▶ [RECORDS PROVIDED]:
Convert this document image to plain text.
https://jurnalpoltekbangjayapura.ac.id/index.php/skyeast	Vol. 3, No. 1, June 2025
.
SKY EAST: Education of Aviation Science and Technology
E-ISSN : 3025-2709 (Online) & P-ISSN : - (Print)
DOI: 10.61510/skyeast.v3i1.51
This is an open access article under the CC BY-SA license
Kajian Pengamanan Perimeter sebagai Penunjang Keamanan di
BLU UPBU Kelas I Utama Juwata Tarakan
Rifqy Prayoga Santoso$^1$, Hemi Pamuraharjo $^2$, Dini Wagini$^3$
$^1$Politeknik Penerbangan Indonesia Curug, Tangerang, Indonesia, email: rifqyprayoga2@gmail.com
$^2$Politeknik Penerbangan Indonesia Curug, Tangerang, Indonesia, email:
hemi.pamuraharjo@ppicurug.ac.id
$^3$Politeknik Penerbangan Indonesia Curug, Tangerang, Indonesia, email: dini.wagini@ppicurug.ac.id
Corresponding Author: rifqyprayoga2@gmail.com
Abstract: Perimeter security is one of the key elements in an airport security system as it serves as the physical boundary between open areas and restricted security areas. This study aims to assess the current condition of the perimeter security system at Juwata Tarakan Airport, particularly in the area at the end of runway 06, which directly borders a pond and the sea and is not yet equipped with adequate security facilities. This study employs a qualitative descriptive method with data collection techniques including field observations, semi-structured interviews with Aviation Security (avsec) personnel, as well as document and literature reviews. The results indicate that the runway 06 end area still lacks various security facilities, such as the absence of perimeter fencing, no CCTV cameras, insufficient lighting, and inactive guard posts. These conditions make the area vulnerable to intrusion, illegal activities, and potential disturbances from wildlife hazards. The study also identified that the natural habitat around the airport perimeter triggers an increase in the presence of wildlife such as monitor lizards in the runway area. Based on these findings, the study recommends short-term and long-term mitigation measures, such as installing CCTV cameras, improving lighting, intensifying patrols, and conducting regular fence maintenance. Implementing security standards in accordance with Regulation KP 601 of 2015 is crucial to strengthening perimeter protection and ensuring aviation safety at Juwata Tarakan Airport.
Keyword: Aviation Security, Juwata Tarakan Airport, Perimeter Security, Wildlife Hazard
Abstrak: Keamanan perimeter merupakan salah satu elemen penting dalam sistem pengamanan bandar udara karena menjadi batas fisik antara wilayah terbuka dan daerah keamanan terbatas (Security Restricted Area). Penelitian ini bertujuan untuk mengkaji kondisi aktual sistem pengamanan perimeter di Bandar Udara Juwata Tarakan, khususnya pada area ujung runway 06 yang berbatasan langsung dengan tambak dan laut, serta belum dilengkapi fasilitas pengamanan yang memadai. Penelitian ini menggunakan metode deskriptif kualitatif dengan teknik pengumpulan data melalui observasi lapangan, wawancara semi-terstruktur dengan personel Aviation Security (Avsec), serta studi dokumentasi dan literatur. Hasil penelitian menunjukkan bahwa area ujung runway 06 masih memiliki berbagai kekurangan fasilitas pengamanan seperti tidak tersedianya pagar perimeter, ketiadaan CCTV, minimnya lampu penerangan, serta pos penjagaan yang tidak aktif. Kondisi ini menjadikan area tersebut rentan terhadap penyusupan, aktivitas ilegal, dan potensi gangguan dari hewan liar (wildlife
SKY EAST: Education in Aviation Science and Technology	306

▶ [AIM OF THE TASK]: Check each line of the data above for the word "Indonesia" and say how many lines have it. Give the number alone.

▶ [RESPONSE]: 3